[GIVEN RECORDS start]

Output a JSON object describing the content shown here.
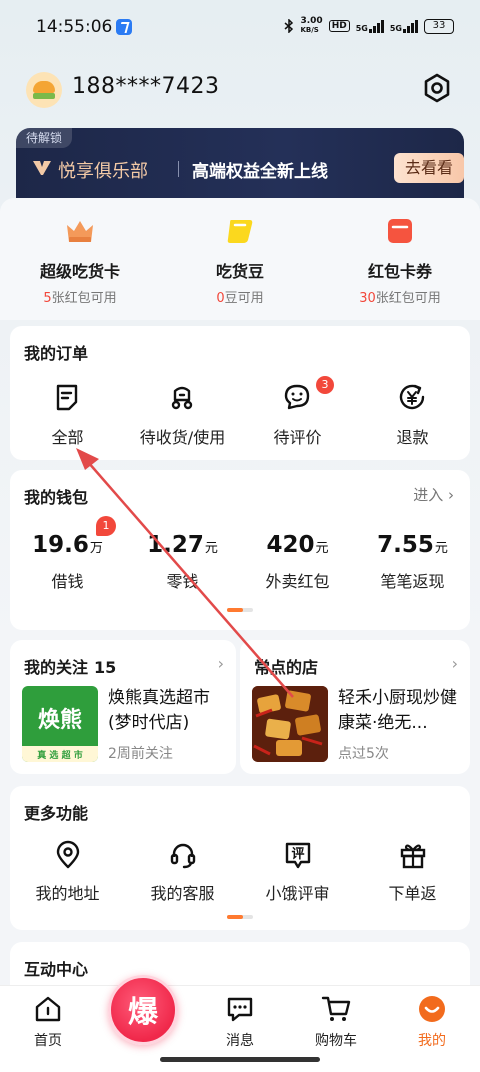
{
  "status_bar": {
    "time": "14:55:06",
    "speed_value": "3.00",
    "speed_unit": "KB/S",
    "hd": "HD",
    "sig1": "5G",
    "sig2": "5G",
    "battery": "33"
  },
  "header": {
    "phone": "188****7423"
  },
  "vip": {
    "tag": "待解锁",
    "club": "悦享俱乐部",
    "slogan": "高端权益全新上线",
    "button": "去看看"
  },
  "assets": [
    {
      "name": "超级吃货卡",
      "num": "5",
      "text": "张红包可用"
    },
    {
      "name": "吃货豆",
      "num": "0",
      "text": "豆可用"
    },
    {
      "name": "红包卡券",
      "num": "30",
      "text": "张红包可用"
    }
  ],
  "orders": {
    "title": "我的订单",
    "items": [
      {
        "label": "全部"
      },
      {
        "label": "待收货/使用"
      },
      {
        "label": "待评价",
        "badge": "3"
      },
      {
        "label": "退款"
      }
    ]
  },
  "wallet": {
    "title": "我的钱包",
    "more": "进入",
    "badge": "1",
    "items": [
      {
        "value": "19.6",
        "unit": "万",
        "label": "借钱"
      },
      {
        "value": "1.27",
        "unit": "元",
        "label": "零钱"
      },
      {
        "value": "420",
        "unit": "元",
        "label": "外卖红包"
      },
      {
        "value": "7.55",
        "unit": "元",
        "label": "笔笔返现"
      }
    ]
  },
  "follow": {
    "title": "我的关注",
    "count": "15",
    "shop_name": "焕熊真选超市(梦时代店)",
    "shop_sub": "2周前关注",
    "logo_text": "焕熊",
    "logo_sub": "真 选 超 市"
  },
  "frequent": {
    "title": "常点的店",
    "shop_name": "轻禾小厨现炒健康菜·绝无...",
    "shop_sub": "点过5次"
  },
  "more": {
    "title": "更多功能",
    "items": [
      {
        "label": "我的地址"
      },
      {
        "label": "我的客服"
      },
      {
        "label": "小饿评审",
        "icon_char": "评"
      },
      {
        "label": "下单返"
      }
    ]
  },
  "interact": {
    "title": "互动中心"
  },
  "tabbar": {
    "items": [
      {
        "label": "首页"
      },
      {
        "label": "消息"
      },
      {
        "label": "购物车"
      },
      {
        "label": "我的"
      }
    ],
    "boom": "爆"
  },
  "colors": {
    "accent": "#f26b1d",
    "badge": "#f2483b",
    "vip_bg": "#1d2748",
    "arrow": "#e24a4a"
  }
}
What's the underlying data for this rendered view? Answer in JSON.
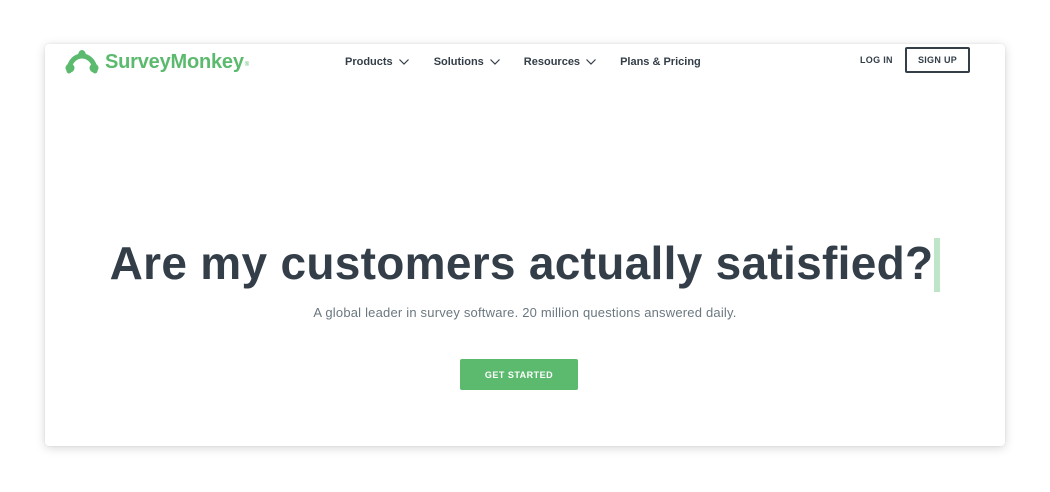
{
  "header": {
    "logo_text": "SurveyMonkey",
    "logo_reg_mark": "®",
    "logo_icon": "monkey-logo-icon",
    "nav": [
      {
        "label": "Products",
        "has_dropdown": true
      },
      {
        "label": "Solutions",
        "has_dropdown": true
      },
      {
        "label": "Resources",
        "has_dropdown": true
      },
      {
        "label": "Plans & Pricing",
        "has_dropdown": false
      }
    ],
    "login_label": "LOG IN",
    "signup_label": "SIGN UP"
  },
  "hero": {
    "headline": "Are my customers actually satisfied?",
    "subtitle": "A global leader in survey software. 20 million questions answered daily.",
    "cta_label": "GET STARTED"
  },
  "colors": {
    "brand_green": "#5cba6e",
    "text_dark": "#333e48",
    "text_muted": "#6b787f",
    "cursor_highlight": "#bfe5c8"
  }
}
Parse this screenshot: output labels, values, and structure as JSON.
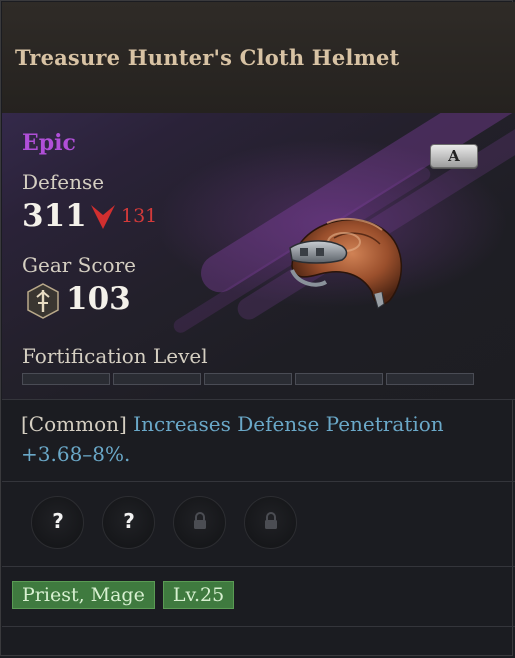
{
  "item": {
    "name": "Treasure Hunter's Cloth Helmet",
    "grade": "Epic",
    "tier_badge": "A"
  },
  "stats": {
    "defense_label": "Defense",
    "defense_value": "311",
    "defense_delta": "131",
    "gear_score_label": "Gear Score",
    "gear_score_value": "103",
    "fortification_label": "Fortification Level",
    "fortification_segments_filled": 0,
    "fortification_segments_total": 5
  },
  "effect": {
    "prefix": "[Common]",
    "text": "Increases Defense Penetration",
    "value": "+3.68–8%."
  },
  "sockets": [
    {
      "state": "unknown",
      "glyph": "?"
    },
    {
      "state": "unknown",
      "glyph": "?"
    },
    {
      "state": "locked"
    },
    {
      "state": "locked"
    }
  ],
  "tags": {
    "classes": "Priest, Mage",
    "level": "Lv.25"
  },
  "colors": {
    "epic": "#b04fd8",
    "decrease": "#d33a3a",
    "effect_highlight": "#6aa8c8",
    "tag_green": "#3f7a3f"
  },
  "icons": {
    "defense_change": "red-down-arrow-icon",
    "gear_score": "gear-score-sword-icon",
    "socket_unknown": "question-icon",
    "socket_locked": "lock-icon"
  }
}
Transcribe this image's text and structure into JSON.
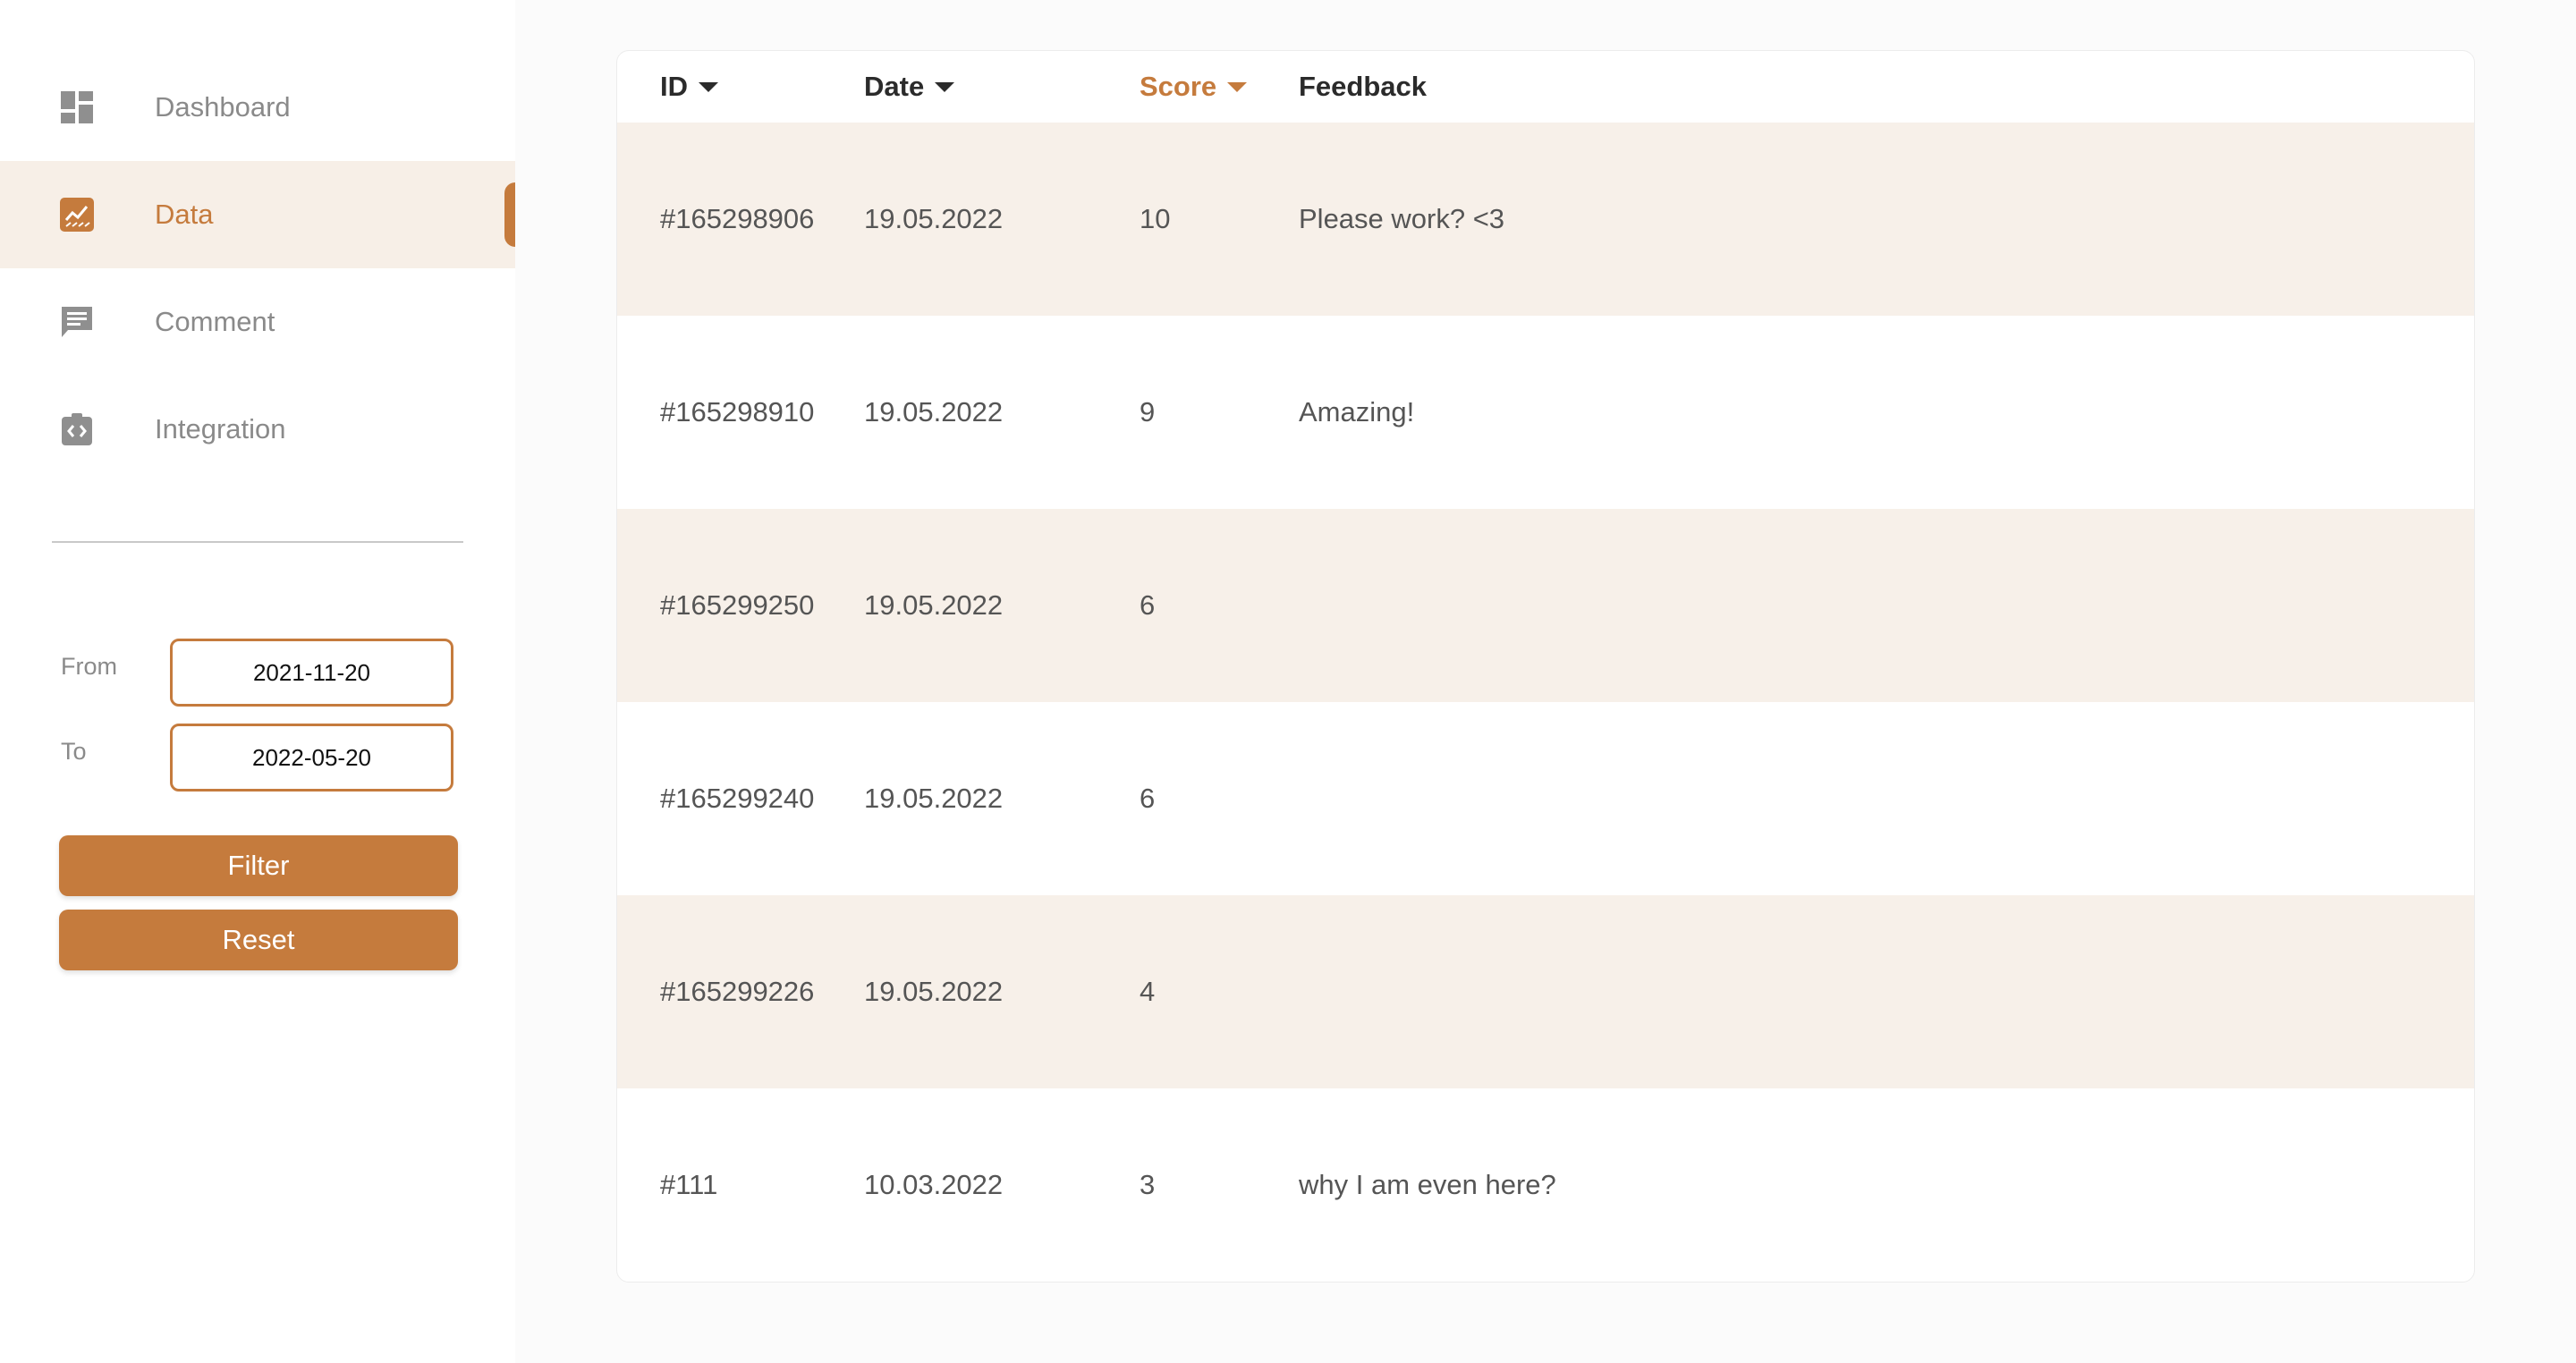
{
  "sidebar": {
    "items": [
      {
        "label": "Dashboard",
        "icon": "dashboard-icon"
      },
      {
        "label": "Data",
        "icon": "chart-icon",
        "active": true
      },
      {
        "label": "Comment",
        "icon": "comment-icon"
      },
      {
        "label": "Integration",
        "icon": "integration-icon"
      }
    ],
    "filter": {
      "from_label": "From",
      "from_value": "2021-11-20",
      "to_label": "To",
      "to_value": "2022-05-20",
      "filter_button": "Filter",
      "reset_button": "Reset"
    }
  },
  "table": {
    "columns": [
      {
        "label": "ID",
        "sortable": true
      },
      {
        "label": "Date",
        "sortable": true
      },
      {
        "label": "Score",
        "sortable": true,
        "sorted": true
      },
      {
        "label": "Feedback",
        "sortable": false
      }
    ],
    "rows": [
      {
        "id": "#165298906",
        "date": "19.05.2022",
        "score": "10",
        "feedback": "Please work? <3"
      },
      {
        "id": "#165298910",
        "date": "19.05.2022",
        "score": "9",
        "feedback": "Amazing!"
      },
      {
        "id": "#165299250",
        "date": "19.05.2022",
        "score": "6",
        "feedback": ""
      },
      {
        "id": "#165299240",
        "date": "19.05.2022",
        "score": "6",
        "feedback": ""
      },
      {
        "id": "#165299226",
        "date": "19.05.2022",
        "score": "4",
        "feedback": ""
      },
      {
        "id": "#111",
        "date": "10.03.2022",
        "score": "3",
        "feedback": "why I am even here?"
      }
    ]
  },
  "colors": {
    "accent": "#c57b3d",
    "row_alt": "#f7f0e9",
    "muted_text": "#8a8a8a"
  }
}
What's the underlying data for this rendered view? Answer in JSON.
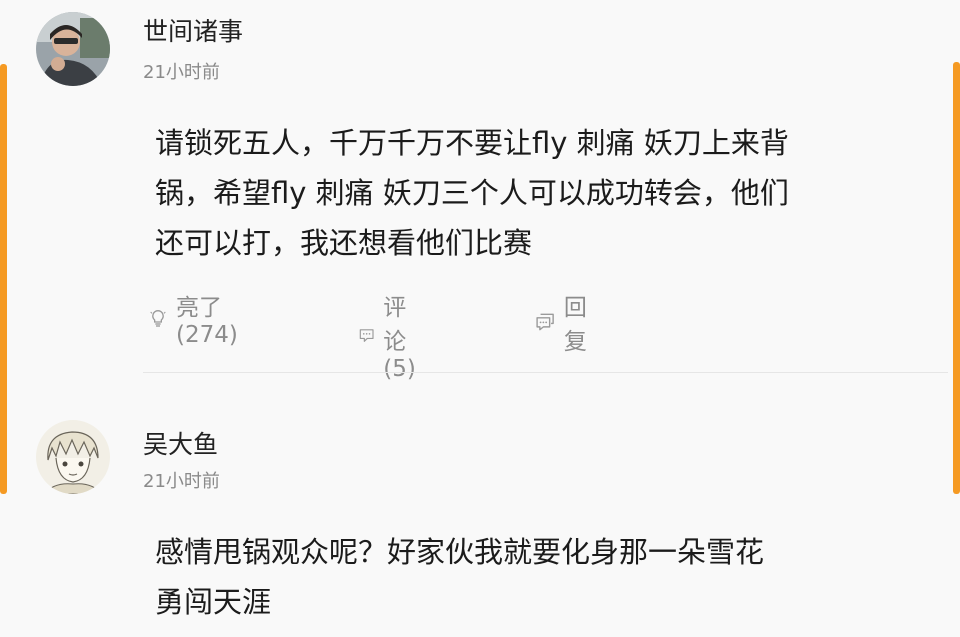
{
  "colors": {
    "accent": "#f59a23",
    "meta_text": "#8a8a8a",
    "body_text": "#1b1b1b"
  },
  "comments": [
    {
      "username": "世间诸事",
      "time": "21小时前",
      "text_lines": [
        "请锁死五人，千万千万不要让fly 刺痛 妖刀上来背",
        "锅，希望fly 刺痛 妖刀三个人可以成功转会，他们",
        "还可以打，我还想看他们比赛"
      ],
      "actions": {
        "like": {
          "icon": "lightbulb-icon",
          "label": "亮了(274)"
        },
        "comment": {
          "icon": "comment-bubble-icon",
          "label": "评论(5)"
        },
        "reply": {
          "icon": "reply-bubble-icon",
          "label": "回复"
        }
      }
    },
    {
      "username": "吴大鱼",
      "time": "21小时前",
      "text_lines": [
        "感情甩锅观众呢？好家伙我就要化身那一朵雪花",
        "勇闯天涯"
      ]
    }
  ]
}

[GIVEN RECORDS end]

From the data above, pick out each line containing "bubble" and copy it.

          "icon": "comment-bubble-icon",
          "icon": "reply-bubble-icon",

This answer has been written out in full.